**Request:** Restate all of the entries exactly, dropping any pictures they hold.

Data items
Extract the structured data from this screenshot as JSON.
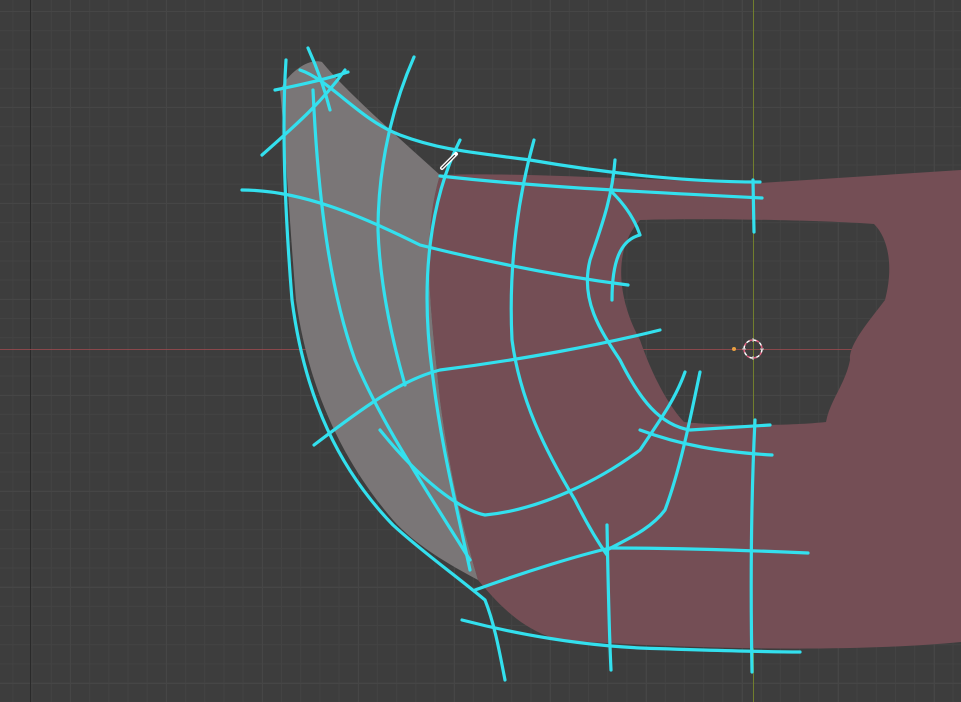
{
  "app": {
    "mode": "draw-annotation",
    "active_tool": "annotate"
  },
  "colors": {
    "background": "#3d3d3d",
    "grid_major": "#464646",
    "grid_minor": "#434343",
    "x_axis": "#9c4a4f",
    "y_axis": "#7a8a2a",
    "mesh_red": "#744e55",
    "mesh_grey": "#7a7677",
    "stroke": "#33e0ee",
    "cursor_ring": "#e88aa0"
  },
  "icons": {
    "cursor": "3d-cursor-icon",
    "pen": "pencil-cursor-icon"
  }
}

**Output of the exercise:**
Extract the structured data from this screenshot as JSON.
{
  "app": {
    "mode": "draw-annotation",
    "active_tool": "annotate"
  },
  "colors": {
    "background": "#3d3d3d",
    "grid_major": "#464646",
    "grid_minor": "#434343",
    "x_axis": "#9c4a4f",
    "y_axis": "#7a8a2a",
    "mesh_red": "#744e55",
    "mesh_grey": "#7a7677",
    "stroke": "#33e0ee",
    "cursor_ring": "#e88aa0"
  },
  "icons": {
    "cursor": "3d-cursor-icon",
    "pen": "pencil-cursor-icon"
  }
}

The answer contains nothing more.